Take every line from the listing below that includes "document" and copy it.

Stored entries:
□ □ □ □ □ □ □
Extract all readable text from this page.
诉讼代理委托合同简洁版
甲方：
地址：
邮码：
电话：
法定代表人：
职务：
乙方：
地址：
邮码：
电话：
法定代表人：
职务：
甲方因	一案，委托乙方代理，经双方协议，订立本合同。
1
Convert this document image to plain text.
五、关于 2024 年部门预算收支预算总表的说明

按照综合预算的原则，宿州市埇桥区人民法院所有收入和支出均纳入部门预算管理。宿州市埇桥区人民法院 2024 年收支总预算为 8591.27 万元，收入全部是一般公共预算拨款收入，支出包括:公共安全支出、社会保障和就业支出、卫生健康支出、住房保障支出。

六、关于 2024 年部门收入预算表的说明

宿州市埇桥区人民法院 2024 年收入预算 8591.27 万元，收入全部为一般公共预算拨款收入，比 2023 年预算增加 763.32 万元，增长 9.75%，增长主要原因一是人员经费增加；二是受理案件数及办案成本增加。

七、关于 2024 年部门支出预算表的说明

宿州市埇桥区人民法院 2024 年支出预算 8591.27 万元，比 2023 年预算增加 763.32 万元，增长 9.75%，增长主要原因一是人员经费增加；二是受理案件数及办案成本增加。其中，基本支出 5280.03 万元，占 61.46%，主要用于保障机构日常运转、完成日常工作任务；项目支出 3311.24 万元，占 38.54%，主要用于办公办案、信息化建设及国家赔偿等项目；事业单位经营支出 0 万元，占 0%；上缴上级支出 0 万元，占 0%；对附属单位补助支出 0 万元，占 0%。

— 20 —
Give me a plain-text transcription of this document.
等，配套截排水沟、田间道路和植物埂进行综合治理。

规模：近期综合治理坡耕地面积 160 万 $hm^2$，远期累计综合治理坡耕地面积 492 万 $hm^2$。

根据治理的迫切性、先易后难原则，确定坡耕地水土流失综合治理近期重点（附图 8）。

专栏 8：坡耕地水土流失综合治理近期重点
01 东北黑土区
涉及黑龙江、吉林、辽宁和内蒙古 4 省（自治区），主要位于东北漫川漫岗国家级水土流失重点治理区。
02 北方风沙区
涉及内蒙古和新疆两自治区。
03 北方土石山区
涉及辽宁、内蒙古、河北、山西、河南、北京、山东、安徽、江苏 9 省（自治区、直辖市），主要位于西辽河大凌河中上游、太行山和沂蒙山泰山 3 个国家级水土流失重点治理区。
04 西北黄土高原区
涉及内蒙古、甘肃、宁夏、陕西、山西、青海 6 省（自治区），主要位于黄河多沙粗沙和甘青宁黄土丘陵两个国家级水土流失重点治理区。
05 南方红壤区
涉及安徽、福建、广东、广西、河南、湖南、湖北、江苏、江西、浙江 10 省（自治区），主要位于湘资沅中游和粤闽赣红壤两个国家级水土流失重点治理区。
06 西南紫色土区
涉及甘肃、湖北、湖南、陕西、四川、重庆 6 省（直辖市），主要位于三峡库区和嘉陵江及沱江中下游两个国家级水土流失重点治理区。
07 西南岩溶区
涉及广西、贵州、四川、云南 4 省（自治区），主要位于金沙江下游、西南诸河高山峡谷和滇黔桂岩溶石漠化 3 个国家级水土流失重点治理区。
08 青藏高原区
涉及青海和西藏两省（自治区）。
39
□ □ □ □ □ □ □
▸ RESULT OF THE EXERCISE
Convert this document image to plain text.
Give me a plain-text transcription of this document.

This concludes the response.